**TASK DIRECTIONS**
Quote the lines below exactly, from the one that holds "Output a JSON object describing the content" through the final line of the records, and only those.

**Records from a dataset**
☆ ☆ ☆ ☆

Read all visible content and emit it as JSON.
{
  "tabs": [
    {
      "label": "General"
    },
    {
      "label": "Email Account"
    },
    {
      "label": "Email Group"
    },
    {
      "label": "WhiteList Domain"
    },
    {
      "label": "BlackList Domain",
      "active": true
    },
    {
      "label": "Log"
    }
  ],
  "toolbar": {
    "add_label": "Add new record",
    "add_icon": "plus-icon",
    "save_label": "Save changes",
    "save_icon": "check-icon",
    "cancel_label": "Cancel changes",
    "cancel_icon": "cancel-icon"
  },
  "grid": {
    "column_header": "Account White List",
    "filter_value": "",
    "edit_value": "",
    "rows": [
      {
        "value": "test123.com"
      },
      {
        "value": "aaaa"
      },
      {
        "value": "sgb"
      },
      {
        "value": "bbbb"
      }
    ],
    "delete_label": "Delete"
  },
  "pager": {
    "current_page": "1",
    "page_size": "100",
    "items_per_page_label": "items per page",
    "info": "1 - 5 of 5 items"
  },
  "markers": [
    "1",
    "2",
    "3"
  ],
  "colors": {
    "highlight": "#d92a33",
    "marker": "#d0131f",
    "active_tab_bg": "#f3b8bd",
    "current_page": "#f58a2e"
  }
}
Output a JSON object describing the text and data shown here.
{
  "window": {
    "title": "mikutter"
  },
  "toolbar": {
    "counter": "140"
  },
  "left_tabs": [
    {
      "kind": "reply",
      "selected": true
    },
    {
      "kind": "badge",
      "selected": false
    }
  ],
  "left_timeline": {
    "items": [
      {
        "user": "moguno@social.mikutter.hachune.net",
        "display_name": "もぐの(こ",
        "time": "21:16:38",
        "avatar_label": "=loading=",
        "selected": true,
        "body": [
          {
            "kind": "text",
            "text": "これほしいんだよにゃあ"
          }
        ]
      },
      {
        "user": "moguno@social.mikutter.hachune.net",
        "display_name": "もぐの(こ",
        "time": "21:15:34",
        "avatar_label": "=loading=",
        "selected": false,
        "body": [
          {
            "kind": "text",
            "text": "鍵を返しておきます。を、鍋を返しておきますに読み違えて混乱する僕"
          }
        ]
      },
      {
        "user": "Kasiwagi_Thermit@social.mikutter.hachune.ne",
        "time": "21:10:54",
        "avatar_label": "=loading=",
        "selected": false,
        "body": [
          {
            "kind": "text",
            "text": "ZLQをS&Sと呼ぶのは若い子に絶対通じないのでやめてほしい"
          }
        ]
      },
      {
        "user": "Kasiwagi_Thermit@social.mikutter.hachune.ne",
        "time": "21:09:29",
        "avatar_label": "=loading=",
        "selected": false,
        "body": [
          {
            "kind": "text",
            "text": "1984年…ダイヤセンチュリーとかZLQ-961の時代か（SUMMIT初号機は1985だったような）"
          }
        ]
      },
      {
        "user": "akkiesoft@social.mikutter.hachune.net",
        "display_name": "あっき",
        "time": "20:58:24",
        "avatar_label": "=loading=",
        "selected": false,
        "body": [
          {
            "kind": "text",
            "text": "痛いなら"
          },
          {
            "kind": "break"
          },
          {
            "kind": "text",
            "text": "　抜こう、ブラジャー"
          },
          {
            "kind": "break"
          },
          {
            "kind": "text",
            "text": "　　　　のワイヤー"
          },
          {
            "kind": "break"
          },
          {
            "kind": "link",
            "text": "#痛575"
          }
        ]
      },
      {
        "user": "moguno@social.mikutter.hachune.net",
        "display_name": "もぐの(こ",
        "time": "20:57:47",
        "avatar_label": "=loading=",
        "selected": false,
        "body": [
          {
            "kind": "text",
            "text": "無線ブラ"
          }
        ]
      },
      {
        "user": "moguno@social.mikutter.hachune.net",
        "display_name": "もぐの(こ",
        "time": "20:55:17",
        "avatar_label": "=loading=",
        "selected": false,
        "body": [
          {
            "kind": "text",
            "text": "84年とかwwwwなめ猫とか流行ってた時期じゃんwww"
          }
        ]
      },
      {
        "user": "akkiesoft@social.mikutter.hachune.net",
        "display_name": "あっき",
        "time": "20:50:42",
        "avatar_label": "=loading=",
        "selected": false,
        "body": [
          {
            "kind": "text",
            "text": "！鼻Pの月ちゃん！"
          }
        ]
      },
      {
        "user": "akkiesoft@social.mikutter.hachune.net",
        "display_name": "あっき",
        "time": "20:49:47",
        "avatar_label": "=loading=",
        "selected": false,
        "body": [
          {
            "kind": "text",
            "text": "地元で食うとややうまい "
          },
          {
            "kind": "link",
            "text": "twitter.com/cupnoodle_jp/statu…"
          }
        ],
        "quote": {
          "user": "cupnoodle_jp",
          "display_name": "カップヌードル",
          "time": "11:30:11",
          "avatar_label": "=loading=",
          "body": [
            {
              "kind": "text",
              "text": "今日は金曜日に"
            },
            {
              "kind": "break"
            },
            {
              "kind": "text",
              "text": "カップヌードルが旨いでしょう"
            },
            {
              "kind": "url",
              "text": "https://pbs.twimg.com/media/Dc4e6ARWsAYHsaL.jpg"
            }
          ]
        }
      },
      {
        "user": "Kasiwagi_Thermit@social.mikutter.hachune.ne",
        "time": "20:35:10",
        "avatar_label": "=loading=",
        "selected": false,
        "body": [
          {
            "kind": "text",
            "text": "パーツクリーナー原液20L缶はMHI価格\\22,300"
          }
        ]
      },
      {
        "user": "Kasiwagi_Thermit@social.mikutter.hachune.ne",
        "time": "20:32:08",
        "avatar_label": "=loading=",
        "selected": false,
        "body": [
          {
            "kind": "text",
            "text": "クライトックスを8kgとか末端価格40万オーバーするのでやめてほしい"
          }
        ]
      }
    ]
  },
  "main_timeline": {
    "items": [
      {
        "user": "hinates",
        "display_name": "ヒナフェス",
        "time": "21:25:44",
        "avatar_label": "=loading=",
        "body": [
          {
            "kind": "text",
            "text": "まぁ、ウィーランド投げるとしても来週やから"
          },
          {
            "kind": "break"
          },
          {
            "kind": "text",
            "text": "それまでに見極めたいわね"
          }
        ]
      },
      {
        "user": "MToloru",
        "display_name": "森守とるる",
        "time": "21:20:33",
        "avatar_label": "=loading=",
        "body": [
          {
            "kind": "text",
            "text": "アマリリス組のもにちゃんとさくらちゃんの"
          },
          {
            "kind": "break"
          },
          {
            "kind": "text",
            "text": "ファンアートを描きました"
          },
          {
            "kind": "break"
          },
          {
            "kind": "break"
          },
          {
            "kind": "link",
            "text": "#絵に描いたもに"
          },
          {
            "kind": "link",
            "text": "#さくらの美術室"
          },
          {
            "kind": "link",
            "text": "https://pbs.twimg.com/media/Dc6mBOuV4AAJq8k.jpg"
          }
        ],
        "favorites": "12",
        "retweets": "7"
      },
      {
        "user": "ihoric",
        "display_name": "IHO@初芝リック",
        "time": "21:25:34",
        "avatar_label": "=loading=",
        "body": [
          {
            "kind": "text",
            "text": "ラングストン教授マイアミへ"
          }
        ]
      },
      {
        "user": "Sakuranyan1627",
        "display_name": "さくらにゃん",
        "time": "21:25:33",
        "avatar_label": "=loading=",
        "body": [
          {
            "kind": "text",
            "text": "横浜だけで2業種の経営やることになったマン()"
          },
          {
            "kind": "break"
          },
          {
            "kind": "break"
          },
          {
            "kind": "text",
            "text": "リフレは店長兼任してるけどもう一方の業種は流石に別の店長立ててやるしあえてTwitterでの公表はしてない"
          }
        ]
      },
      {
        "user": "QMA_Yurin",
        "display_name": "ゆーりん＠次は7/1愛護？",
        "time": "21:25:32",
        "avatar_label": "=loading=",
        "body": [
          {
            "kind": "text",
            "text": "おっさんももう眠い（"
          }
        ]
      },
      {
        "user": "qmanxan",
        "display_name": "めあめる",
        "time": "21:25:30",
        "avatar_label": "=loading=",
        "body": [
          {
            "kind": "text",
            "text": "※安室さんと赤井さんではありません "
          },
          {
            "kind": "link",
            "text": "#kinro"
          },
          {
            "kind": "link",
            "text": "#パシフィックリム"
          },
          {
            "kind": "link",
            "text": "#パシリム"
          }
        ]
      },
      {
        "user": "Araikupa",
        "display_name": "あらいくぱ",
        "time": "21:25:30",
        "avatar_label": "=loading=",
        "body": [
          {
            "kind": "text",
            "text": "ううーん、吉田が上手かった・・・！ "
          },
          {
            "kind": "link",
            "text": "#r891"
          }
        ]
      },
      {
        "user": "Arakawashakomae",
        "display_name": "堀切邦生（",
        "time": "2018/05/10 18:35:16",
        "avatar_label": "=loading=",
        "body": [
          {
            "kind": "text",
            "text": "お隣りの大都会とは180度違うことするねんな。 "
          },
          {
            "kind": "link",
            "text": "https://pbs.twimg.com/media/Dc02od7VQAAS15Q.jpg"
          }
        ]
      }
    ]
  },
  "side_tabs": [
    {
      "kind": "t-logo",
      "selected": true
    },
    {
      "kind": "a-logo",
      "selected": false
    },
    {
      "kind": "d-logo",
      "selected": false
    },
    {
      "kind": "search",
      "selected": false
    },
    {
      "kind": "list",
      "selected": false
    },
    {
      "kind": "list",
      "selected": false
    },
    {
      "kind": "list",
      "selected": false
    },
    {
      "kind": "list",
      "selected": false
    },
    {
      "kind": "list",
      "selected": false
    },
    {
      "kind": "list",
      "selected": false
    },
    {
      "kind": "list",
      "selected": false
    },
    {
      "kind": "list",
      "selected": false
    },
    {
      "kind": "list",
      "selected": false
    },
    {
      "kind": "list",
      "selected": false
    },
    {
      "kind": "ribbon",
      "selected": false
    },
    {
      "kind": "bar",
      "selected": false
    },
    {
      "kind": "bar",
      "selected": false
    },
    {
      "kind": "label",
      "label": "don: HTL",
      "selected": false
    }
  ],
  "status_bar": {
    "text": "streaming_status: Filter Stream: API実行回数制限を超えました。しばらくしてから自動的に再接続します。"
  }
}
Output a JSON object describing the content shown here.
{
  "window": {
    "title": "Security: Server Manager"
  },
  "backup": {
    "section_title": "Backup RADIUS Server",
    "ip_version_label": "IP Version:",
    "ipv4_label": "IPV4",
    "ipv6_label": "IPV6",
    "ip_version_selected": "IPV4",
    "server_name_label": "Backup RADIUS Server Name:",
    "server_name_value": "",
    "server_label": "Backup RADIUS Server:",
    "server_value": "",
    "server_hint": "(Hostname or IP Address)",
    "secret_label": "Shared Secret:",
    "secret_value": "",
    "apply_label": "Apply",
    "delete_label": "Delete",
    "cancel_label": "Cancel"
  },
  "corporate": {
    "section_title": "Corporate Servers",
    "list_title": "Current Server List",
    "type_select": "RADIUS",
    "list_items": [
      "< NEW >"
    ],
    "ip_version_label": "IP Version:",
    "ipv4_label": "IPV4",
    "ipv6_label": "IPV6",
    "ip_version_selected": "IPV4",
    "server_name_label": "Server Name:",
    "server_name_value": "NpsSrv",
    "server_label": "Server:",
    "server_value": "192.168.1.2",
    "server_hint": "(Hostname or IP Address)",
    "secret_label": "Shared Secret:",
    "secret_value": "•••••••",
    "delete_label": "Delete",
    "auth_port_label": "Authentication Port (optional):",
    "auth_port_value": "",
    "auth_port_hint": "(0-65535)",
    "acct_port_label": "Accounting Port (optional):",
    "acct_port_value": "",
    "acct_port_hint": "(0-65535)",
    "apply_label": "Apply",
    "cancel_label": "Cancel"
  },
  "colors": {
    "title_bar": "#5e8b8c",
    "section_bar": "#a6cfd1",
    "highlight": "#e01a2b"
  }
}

☆ ☆ ☆ ☆

**THE ANSWER**
Output a JSON object describing the content shown here.
{
  "window": {
    "title": "Security: Server Manager"
  },
  "backup": {
    "section_title": "Backup RADIUS Server",
    "ip_version_label": "IP Version:",
    "ipv4_label": "IPV4",
    "ipv6_label": "IPV6",
    "ip_version_selected": "IPV4",
    "server_name_label": "Backup RADIUS Server Name:",
    "server_name_value": "",
    "server_label": "Backup RADIUS Server:",
    "server_value": "",
    "server_hint": "(Hostname or IP Address)",
    "secret_label": "Shared Secret:",
    "secret_value": "",
    "apply_label": "Apply",
    "delete_label": "Delete",
    "cancel_label": "Cancel"
  },
  "corporate": {
    "section_title": "Corporate Servers",
    "list_title": "Current Server List",
    "type_select": "RADIUS",
    "list_items": [
      "< NEW >"
    ],
    "ip_version_label": "IP Version:",
    "ipv4_label": "IPV4",
    "ipv6_label": "IPV6",
    "ip_version_selected": "IPV4",
    "server_name_label": "Server Name:",
    "server_name_value": "NpsSrv",
    "server_label": "Server:",
    "server_value": "192.168.1.2",
    "server_hint": "(Hostname or IP Address)",
    "secret_label": "Shared Secret:",
    "secret_value": "•••••••",
    "delete_label": "Delete",
    "auth_port_label": "Authentication Port (optional):",
    "auth_port_value": "",
    "auth_port_hint": "(0-65535)",
    "acct_port_label": "Accounting Port (optional):",
    "acct_port_value": "",
    "acct_port_hint": "(0-65535)",
    "apply_label": "Apply",
    "cancel_label": "Cancel"
  },
  "colors": {
    "title_bar": "#5e8b8c",
    "section_bar": "#a6cfd1",
    "highlight": "#e01a2b"
  }
}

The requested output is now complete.